» **Descrição da tarefa**:
Coloque em uma tabela Markdown as linhas dos registros, do início até a linha que contém "4, 786, 24]", ambas incluídas, e omita as linhas em branco. Use as colunas Nº, com o número de ordem, e Conteúdo, com o texto da linha.

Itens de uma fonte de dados
*****

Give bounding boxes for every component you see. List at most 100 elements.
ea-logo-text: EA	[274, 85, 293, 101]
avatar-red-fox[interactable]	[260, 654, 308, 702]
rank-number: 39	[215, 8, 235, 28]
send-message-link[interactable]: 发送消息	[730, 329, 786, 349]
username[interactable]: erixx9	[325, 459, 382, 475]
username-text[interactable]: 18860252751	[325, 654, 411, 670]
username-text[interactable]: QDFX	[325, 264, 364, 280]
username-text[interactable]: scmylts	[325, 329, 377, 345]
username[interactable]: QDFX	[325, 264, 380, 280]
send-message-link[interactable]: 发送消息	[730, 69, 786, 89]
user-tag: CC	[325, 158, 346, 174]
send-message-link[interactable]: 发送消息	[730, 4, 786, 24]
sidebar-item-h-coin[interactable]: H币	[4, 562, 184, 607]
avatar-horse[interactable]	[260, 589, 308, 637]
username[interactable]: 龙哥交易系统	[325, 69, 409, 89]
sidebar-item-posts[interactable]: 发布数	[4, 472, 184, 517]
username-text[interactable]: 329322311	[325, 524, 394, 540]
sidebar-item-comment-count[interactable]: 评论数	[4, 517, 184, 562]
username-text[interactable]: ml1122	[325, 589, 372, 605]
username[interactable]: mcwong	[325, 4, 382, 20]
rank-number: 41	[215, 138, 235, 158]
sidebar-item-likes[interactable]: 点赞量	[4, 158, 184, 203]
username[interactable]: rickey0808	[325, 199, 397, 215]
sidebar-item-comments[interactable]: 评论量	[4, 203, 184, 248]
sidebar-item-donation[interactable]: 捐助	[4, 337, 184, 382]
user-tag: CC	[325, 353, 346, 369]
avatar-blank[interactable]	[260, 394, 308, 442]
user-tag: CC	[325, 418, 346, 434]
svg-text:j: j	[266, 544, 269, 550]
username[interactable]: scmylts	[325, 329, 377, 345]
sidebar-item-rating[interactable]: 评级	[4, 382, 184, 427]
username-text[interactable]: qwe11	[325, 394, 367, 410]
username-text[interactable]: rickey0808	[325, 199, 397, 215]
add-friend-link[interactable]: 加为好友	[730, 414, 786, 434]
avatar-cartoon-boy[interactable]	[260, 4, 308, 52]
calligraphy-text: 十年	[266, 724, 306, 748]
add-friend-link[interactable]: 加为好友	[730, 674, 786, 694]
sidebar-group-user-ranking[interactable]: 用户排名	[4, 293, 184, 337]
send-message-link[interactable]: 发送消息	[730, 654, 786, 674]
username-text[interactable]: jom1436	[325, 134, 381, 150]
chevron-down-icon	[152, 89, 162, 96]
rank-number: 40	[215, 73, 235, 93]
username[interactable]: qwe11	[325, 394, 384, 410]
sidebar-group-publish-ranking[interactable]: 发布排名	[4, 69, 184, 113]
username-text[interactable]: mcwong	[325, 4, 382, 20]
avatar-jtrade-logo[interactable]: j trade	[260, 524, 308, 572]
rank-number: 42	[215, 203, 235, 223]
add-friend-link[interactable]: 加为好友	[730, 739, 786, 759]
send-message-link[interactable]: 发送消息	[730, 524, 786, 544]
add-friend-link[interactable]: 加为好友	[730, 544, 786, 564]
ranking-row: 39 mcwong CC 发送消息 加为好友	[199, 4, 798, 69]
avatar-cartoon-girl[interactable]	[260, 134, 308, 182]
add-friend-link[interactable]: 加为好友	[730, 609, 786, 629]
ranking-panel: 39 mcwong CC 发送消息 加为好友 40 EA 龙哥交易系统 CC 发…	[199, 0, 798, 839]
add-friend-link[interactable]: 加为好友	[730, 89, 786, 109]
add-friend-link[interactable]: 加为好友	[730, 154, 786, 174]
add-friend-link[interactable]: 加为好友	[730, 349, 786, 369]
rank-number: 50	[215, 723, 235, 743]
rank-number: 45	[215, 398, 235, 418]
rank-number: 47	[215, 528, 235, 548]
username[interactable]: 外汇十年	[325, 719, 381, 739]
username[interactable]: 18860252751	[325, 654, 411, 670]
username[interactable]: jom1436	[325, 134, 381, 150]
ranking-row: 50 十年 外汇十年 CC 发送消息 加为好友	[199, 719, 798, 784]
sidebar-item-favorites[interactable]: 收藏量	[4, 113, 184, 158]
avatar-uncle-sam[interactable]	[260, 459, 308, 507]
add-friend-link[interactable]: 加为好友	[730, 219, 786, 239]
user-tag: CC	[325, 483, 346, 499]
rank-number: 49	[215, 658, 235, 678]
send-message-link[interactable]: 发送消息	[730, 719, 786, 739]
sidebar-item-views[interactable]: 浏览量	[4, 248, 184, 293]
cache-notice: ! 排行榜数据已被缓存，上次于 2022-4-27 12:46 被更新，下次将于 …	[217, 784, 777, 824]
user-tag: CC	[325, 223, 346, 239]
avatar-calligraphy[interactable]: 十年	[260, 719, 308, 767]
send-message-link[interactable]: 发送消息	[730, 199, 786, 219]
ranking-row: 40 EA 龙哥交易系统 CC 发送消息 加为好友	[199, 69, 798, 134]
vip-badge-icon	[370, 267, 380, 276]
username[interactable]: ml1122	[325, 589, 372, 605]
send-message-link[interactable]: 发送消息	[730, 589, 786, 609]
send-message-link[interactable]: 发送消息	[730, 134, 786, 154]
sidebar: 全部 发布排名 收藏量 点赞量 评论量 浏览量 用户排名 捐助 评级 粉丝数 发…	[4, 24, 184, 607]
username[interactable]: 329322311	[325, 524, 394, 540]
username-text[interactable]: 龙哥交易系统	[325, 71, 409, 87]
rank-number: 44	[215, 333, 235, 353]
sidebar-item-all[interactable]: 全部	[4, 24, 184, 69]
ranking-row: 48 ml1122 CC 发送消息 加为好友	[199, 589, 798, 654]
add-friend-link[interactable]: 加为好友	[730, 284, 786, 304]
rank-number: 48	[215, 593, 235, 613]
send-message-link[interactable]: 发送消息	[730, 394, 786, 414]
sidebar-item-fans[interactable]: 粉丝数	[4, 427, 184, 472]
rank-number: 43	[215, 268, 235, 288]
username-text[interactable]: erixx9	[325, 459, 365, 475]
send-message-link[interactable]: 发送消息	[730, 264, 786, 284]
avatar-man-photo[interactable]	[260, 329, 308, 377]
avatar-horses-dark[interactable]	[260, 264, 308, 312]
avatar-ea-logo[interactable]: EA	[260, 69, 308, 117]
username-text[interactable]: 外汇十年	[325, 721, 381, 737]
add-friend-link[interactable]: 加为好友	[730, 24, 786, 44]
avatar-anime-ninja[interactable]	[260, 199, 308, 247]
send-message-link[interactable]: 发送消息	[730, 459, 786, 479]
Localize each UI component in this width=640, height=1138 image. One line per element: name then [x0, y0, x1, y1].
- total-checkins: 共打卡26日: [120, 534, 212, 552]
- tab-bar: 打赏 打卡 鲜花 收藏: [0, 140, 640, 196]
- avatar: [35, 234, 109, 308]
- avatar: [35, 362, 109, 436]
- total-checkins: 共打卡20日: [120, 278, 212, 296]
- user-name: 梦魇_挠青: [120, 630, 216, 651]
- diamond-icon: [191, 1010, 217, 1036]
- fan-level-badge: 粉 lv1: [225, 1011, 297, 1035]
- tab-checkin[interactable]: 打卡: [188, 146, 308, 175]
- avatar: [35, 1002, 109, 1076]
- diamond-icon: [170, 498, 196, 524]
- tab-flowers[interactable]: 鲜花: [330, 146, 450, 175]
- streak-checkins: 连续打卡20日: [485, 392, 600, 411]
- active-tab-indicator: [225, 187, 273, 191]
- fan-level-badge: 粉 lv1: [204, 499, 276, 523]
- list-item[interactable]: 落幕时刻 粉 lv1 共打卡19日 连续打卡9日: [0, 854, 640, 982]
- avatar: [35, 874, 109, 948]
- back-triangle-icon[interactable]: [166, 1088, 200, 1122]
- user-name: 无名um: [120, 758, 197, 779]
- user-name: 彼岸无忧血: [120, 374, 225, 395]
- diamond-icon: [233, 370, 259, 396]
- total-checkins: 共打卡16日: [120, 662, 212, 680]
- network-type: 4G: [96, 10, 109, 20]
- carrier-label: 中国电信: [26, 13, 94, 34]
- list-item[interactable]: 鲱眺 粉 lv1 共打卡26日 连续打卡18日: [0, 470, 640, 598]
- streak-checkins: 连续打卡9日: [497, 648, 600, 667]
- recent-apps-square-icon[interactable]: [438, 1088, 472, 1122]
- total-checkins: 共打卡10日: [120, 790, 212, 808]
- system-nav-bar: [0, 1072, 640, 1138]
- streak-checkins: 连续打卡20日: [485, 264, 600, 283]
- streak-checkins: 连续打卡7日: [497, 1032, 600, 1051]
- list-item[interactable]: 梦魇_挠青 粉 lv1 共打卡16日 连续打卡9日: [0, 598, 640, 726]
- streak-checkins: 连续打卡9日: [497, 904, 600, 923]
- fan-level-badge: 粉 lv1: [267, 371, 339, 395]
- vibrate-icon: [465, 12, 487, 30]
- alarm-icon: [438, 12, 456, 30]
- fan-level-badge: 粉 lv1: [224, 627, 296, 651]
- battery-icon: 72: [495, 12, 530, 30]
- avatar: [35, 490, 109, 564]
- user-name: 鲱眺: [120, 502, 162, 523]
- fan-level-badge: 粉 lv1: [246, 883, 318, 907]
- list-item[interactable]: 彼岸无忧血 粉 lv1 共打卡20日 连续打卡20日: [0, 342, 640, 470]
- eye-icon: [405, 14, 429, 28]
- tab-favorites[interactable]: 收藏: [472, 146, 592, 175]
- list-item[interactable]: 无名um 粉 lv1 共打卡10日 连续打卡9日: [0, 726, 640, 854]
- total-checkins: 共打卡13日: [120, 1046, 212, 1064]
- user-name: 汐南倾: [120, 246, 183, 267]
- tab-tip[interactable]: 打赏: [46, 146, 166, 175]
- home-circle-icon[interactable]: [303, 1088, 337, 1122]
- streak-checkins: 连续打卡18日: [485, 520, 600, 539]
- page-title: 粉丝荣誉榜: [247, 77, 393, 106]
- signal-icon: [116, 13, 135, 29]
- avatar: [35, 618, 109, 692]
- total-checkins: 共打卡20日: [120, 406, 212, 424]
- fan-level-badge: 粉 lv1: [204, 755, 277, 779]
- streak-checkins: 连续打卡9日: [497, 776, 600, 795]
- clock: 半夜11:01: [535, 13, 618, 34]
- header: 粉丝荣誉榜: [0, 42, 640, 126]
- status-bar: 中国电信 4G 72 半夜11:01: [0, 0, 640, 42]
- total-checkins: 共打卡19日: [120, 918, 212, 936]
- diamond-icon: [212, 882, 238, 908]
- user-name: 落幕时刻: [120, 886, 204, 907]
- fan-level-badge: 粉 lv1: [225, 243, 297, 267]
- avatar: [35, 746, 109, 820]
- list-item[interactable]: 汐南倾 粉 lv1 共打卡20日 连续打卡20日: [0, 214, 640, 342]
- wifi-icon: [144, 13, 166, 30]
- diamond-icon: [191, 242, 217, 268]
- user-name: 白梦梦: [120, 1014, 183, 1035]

*****

» **Resposta escrita**:
| Nº | Conteúdo |
|---|---|
| 1 | Give bounding boxes for every component you see. List at most 100 elements. |
| 2 | ea-logo-text: EA	[274, 85, 293, 101] |
| 3 | avatar-red-fox[interactable]	[260, 654, 308, 702] |
| 4 | rank-number: 39	[215, 8, 235, 28] |
| 5 | send-message-link[interactable]: 发送消息	[730, 329, 786, 349] |
| 6 | username[interactable]: erixx9	[325, 459, 382, 475] |
| 7 | username-text[interactable]: 18860252751	[325, 654, 411, 670] |
| 8 | username-text[interactable]: QDFX	[325, 264, 364, 280] |
| 9 | username-text[interactable]: scmylts	[325, 329, 377, 345] |
| 10 | username[interactable]: QDFX	[325, 264, 380, 280] |
| 11 | send-message-link[interactable]: 发送消息	[730, 69, 786, 89] |
| 12 | user-tag: CC	[325, 158, 346, 174] |
| 13 | send-message-link[interactable]: 发送消息	[730, 4, 786, 24] |